Input records:
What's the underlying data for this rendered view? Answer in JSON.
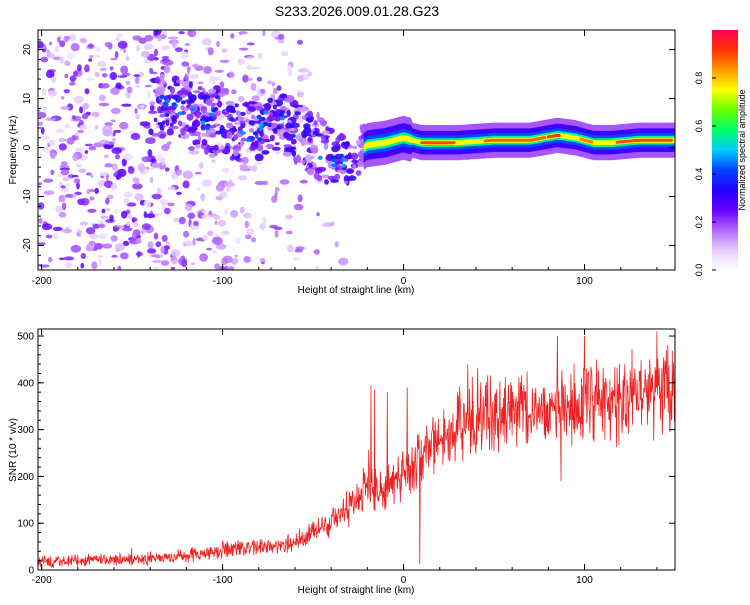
{
  "title": "S233.2026.009.01.28.G23",
  "colors": {
    "axis": "#000000",
    "snr_line": "#ee2222",
    "background": "#ffffff"
  },
  "chart_data": [
    {
      "id": "spectrogram",
      "type": "heatmap",
      "title": "S233.2026.009.01.28.G23",
      "xlabel": "Height of straight line (km)",
      "ylabel": "Frequency (Hz)",
      "xlim": [
        -202,
        150
      ],
      "ylim": [
        -25,
        24
      ],
      "xticks": [
        -200,
        -100,
        0,
        100
      ],
      "xtick_labels": [
        "-200",
        "-100",
        "0",
        "100"
      ],
      "yticks": [
        -20,
        -10,
        0,
        10,
        20
      ],
      "ytick_labels": [
        "-20",
        "-10",
        "0",
        "10",
        "20"
      ],
      "colorbar": {
        "label": "Normalized spectral amplitude",
        "range": [
          0,
          1
        ],
        "ticks": [
          0,
          0.2,
          0.4,
          0.6,
          0.8
        ],
        "tick_labels": [
          "0.0",
          "0.2",
          "0.4",
          "0.6",
          "0.8"
        ],
        "colormap": [
          "#ffffff",
          "#e6ccff",
          "#b366ff",
          "#6600ff",
          "#2200ff",
          "#0044ff",
          "#00ccff",
          "#00ff66",
          "#66ff00",
          "#ffff00",
          "#ff9900",
          "#ff3300",
          "#ff0055"
        ]
      },
      "ridge": [
        {
          "x": -135,
          "f": 8.5
        },
        {
          "x": -120,
          "f": 8
        },
        {
          "x": -110,
          "f": 5
        },
        {
          "x": -100,
          "f": 6
        },
        {
          "x": -90,
          "f": 2
        },
        {
          "x": -80,
          "f": 4
        },
        {
          "x": -70,
          "f": 6
        },
        {
          "x": -60,
          "f": 4
        },
        {
          "x": -50,
          "f": 1
        },
        {
          "x": -40,
          "f": -2
        },
        {
          "x": -30,
          "f": -3
        },
        {
          "x": -25,
          "f": -1
        },
        {
          "x": -20,
          "f": 0.5
        },
        {
          "x": -10,
          "f": 1
        },
        {
          "x": 0,
          "f": 2
        },
        {
          "x": 10,
          "f": 1
        },
        {
          "x": 30,
          "f": 1
        },
        {
          "x": 50,
          "f": 1.5
        },
        {
          "x": 70,
          "f": 1.5
        },
        {
          "x": 85,
          "f": 2.5
        },
        {
          "x": 95,
          "f": 2
        },
        {
          "x": 105,
          "f": 1
        },
        {
          "x": 115,
          "f": 1
        },
        {
          "x": 130,
          "f": 1.5
        },
        {
          "x": 150,
          "f": 1.5
        }
      ]
    },
    {
      "id": "snr",
      "type": "line",
      "title": "",
      "xlabel": "Height of straight line (km)",
      "ylabel": "SNR (10 * v/v)",
      "xlim": [
        -202,
        150
      ],
      "ylim": [
        0,
        515
      ],
      "xticks": [
        -200,
        -100,
        0,
        100
      ],
      "xtick_labels": [
        "-200",
        "-100",
        "0",
        "100"
      ],
      "yticks": [
        0,
        100,
        200,
        300,
        400,
        500
      ],
      "ytick_labels": [
        "0",
        "100",
        "200",
        "300",
        "400",
        "500"
      ],
      "trend": [
        {
          "x": -202,
          "y": 18
        },
        {
          "x": -180,
          "y": 20
        },
        {
          "x": -160,
          "y": 22
        },
        {
          "x": -140,
          "y": 25
        },
        {
          "x": -120,
          "y": 30
        },
        {
          "x": -100,
          "y": 42
        },
        {
          "x": -80,
          "y": 48
        },
        {
          "x": -60,
          "y": 60
        },
        {
          "x": -40,
          "y": 100
        },
        {
          "x": -30,
          "y": 130
        },
        {
          "x": -20,
          "y": 180
        },
        {
          "x": -10,
          "y": 170
        },
        {
          "x": 0,
          "y": 205
        },
        {
          "x": 10,
          "y": 240
        },
        {
          "x": 20,
          "y": 280
        },
        {
          "x": 30,
          "y": 300
        },
        {
          "x": 40,
          "y": 330
        },
        {
          "x": 60,
          "y": 335
        },
        {
          "x": 80,
          "y": 345
        },
        {
          "x": 100,
          "y": 355
        },
        {
          "x": 120,
          "y": 365
        },
        {
          "x": 140,
          "y": 385
        },
        {
          "x": 150,
          "y": 395
        }
      ],
      "noise_fraction": 0.17,
      "notable_points": [
        {
          "x": -18,
          "y": 395
        },
        {
          "x": -16,
          "y": 385
        },
        {
          "x": -9,
          "y": 380
        },
        {
          "x": 9,
          "y": 12
        },
        {
          "x": 2,
          "y": 390
        },
        {
          "x": 85,
          "y": 500
        },
        {
          "x": 100,
          "y": 500
        },
        {
          "x": 140,
          "y": 510
        },
        {
          "x": 87,
          "y": 190
        },
        {
          "x": 148,
          "y": 320
        }
      ]
    }
  ]
}
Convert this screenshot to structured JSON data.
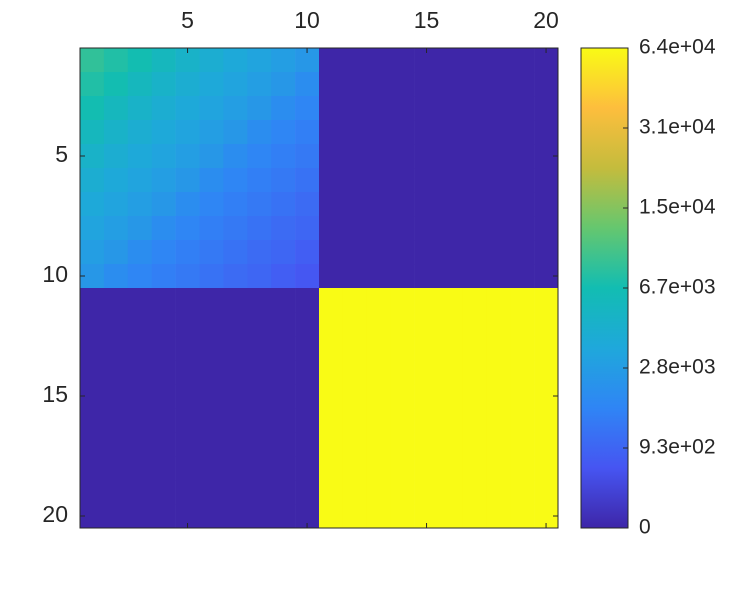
{
  "chart_data": {
    "type": "heatmap",
    "values": [
      [
        9000,
        7800,
        6800,
        5900,
        5100,
        4500,
        3900,
        3400,
        2900,
        2600,
        0,
        0,
        0,
        0,
        0,
        0,
        0,
        0,
        0,
        0
      ],
      [
        7800,
        6800,
        5900,
        5100,
        4500,
        3900,
        3400,
        2900,
        2600,
        2200,
        0,
        0,
        0,
        0,
        0,
        0,
        0,
        0,
        0,
        0
      ],
      [
        6800,
        5900,
        5100,
        4500,
        3900,
        3400,
        2900,
        2600,
        2200,
        1900,
        0,
        0,
        0,
        0,
        0,
        0,
        0,
        0,
        0,
        0
      ],
      [
        5900,
        5100,
        4500,
        3900,
        3400,
        2900,
        2600,
        2200,
        1900,
        1700,
        0,
        0,
        0,
        0,
        0,
        0,
        0,
        0,
        0,
        0
      ],
      [
        5100,
        4500,
        3900,
        3400,
        2900,
        2600,
        2200,
        1900,
        1700,
        1500,
        0,
        0,
        0,
        0,
        0,
        0,
        0,
        0,
        0,
        0
      ],
      [
        4500,
        3900,
        3400,
        2900,
        2600,
        2200,
        1900,
        1700,
        1500,
        1300,
        0,
        0,
        0,
        0,
        0,
        0,
        0,
        0,
        0,
        0
      ],
      [
        3900,
        3400,
        2900,
        2600,
        2200,
        1900,
        1700,
        1500,
        1300,
        1100,
        0,
        0,
        0,
        0,
        0,
        0,
        0,
        0,
        0,
        0
      ],
      [
        3400,
        2900,
        2600,
        2200,
        1900,
        1700,
        1500,
        1300,
        1100,
        960,
        0,
        0,
        0,
        0,
        0,
        0,
        0,
        0,
        0,
        0
      ],
      [
        2900,
        2600,
        2200,
        1900,
        1700,
        1500,
        1300,
        1100,
        960,
        830,
        0,
        0,
        0,
        0,
        0,
        0,
        0,
        0,
        0,
        0
      ],
      [
        2600,
        2200,
        1900,
        1700,
        1500,
        1300,
        1100,
        960,
        830,
        720,
        0,
        0,
        0,
        0,
        0,
        0,
        0,
        0,
        0,
        0
      ],
      [
        0,
        0,
        0,
        0,
        0,
        0,
        0,
        0,
        0,
        0,
        64000,
        64000,
        64000,
        64000,
        64000,
        64000,
        64000,
        64000,
        64000,
        64000
      ],
      [
        0,
        0,
        0,
        0,
        0,
        0,
        0,
        0,
        0,
        0,
        64000,
        64000,
        64000,
        64000,
        64000,
        64000,
        64000,
        64000,
        64000,
        64000
      ],
      [
        0,
        0,
        0,
        0,
        0,
        0,
        0,
        0,
        0,
        0,
        64000,
        64000,
        64000,
        64000,
        64000,
        64000,
        64000,
        64000,
        64000,
        64000
      ],
      [
        0,
        0,
        0,
        0,
        0,
        0,
        0,
        0,
        0,
        0,
        64000,
        64000,
        64000,
        64000,
        64000,
        64000,
        64000,
        64000,
        64000,
        64000
      ],
      [
        0,
        0,
        0,
        0,
        0,
        0,
        0,
        0,
        0,
        0,
        64000,
        64000,
        64000,
        64000,
        64000,
        64000,
        64000,
        64000,
        64000,
        64000
      ],
      [
        0,
        0,
        0,
        0,
        0,
        0,
        0,
        0,
        0,
        0,
        64000,
        64000,
        64000,
        64000,
        64000,
        64000,
        64000,
        64000,
        64000,
        64000
      ],
      [
        0,
        0,
        0,
        0,
        0,
        0,
        0,
        0,
        0,
        0,
        64000,
        64000,
        64000,
        64000,
        64000,
        64000,
        64000,
        64000,
        64000,
        64000
      ],
      [
        0,
        0,
        0,
        0,
        0,
        0,
        0,
        0,
        0,
        0,
        64000,
        64000,
        64000,
        64000,
        64000,
        64000,
        64000,
        64000,
        64000,
        64000
      ],
      [
        0,
        0,
        0,
        0,
        0,
        0,
        0,
        0,
        0,
        0,
        64000,
        64000,
        64000,
        64000,
        64000,
        64000,
        64000,
        64000,
        64000,
        64000
      ],
      [
        0,
        0,
        0,
        0,
        0,
        0,
        0,
        0,
        0,
        0,
        64000,
        64000,
        64000,
        64000,
        64000,
        64000,
        64000,
        64000,
        64000,
        64000
      ]
    ],
    "xlim": [
      0.5,
      20.5
    ],
    "xticks": [
      5,
      10,
      15,
      20
    ],
    "ylim": [
      0.5,
      20.5
    ],
    "yticks": [
      5,
      10,
      15,
      20
    ],
    "colormap": [
      "#3e26a8",
      "#4655f2",
      "#2f85f5",
      "#1fa8db",
      "#12bdb2",
      "#65c76f",
      "#c4bc3d",
      "#fdbe3d",
      "#f9fb15"
    ],
    "colorbar_ticks": [
      0,
      {
        "value": 930,
        "label": "9.3e+02"
      },
      {
        "value": 2800,
        "label": "2.8e+03"
      },
      {
        "value": 6700,
        "label": "6.7e+03"
      },
      {
        "value": 15000,
        "label": "1.5e+04"
      },
      {
        "value": 31000,
        "label": "3.1e+04"
      },
      {
        "value": 64000,
        "label": "6.4e+04"
      }
    ]
  }
}
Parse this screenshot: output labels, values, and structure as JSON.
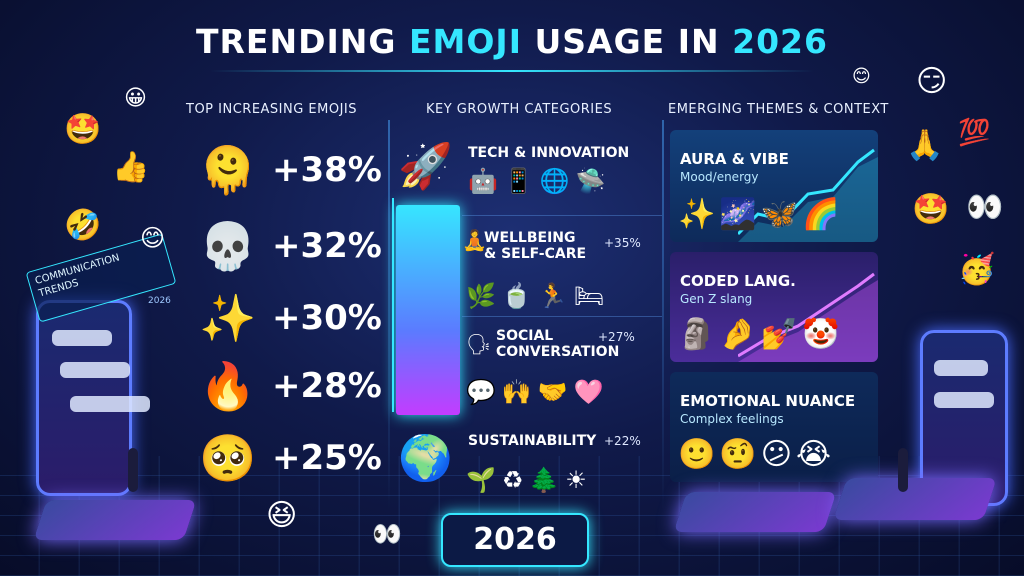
{
  "title": {
    "part1": "TRENDING",
    "part2": "EMOJI",
    "part3": "USAGE IN",
    "part4": "2026"
  },
  "columns": {
    "left": "TOP INCREASING EMOJIS",
    "middle": "KEY GROWTH CATEGORIES",
    "right": "EMERGING THEMES & CONTEXT"
  },
  "top_emojis": [
    {
      "emoji": "🫠",
      "pct": "+38%"
    },
    {
      "emoji": "💀",
      "pct": "+32%"
    },
    {
      "emoji": "✨",
      "pct": "+30%"
    },
    {
      "emoji": "🔥",
      "pct": "+28%"
    },
    {
      "emoji": "🥺",
      "pct": "+25%"
    }
  ],
  "categories": [
    {
      "name": "TECH & INNOVATION",
      "pct": "",
      "lead": "🚀",
      "icons": "🤖📱🌐🛸"
    },
    {
      "name": "WELLBEING",
      "name2": "& SELF-CARE",
      "pct": "+35%",
      "lead": "🧘",
      "icons": "🌿🍵🏃🛏"
    },
    {
      "name": "SOCIAL",
      "name2": "CONVERSATION",
      "pct": "+27%",
      "lead": "🗣",
      "icons": "💬🙌🤝🩷"
    },
    {
      "name": "SUSTAINABILITY",
      "pct": "+22%",
      "lead": "🌍",
      "icons": "🌱♻🌲☀"
    }
  ],
  "themes": [
    {
      "title": "AURA & VIBE",
      "sub": "Mood/energy",
      "icons": "✨🌌🦋🌈"
    },
    {
      "title": "CODED LANG.",
      "sub": "Gen Z slang",
      "icons": "🗿🤌💅🤡"
    },
    {
      "title": "EMOTIONAL NUANCE",
      "sub": "Complex feelings",
      "icons": "🙂🤨😕😭"
    }
  ],
  "side": {
    "tag_line1": "COMMUNICATION",
    "tag_line2": "TRENDS",
    "tag_year": "2026",
    "hundred": "💯"
  },
  "badge": "2026",
  "colors": {
    "accent": "#35e7ff",
    "background": "#0a1233",
    "bar_top": "#36e6ff",
    "bar_bottom": "#c33cff"
  }
}
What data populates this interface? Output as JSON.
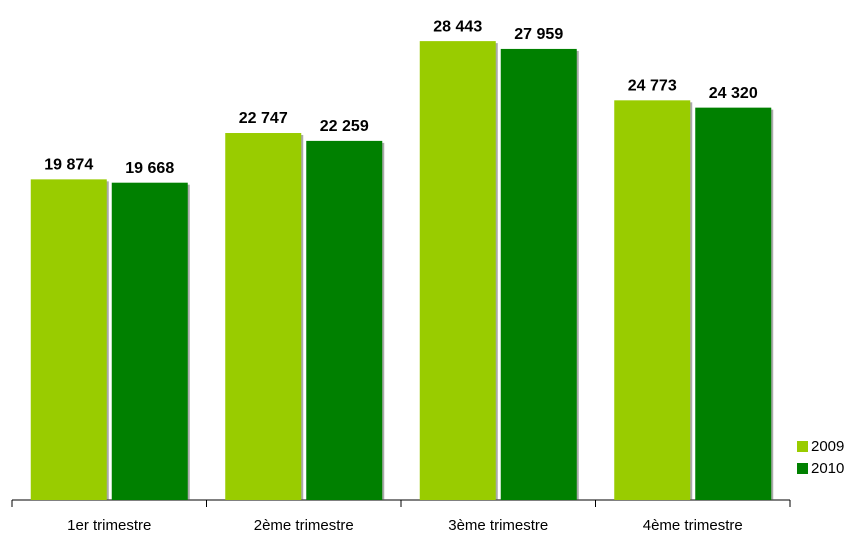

The problem: What is the number of lines in the records that contain "background"? Give that number only.

Task response: 2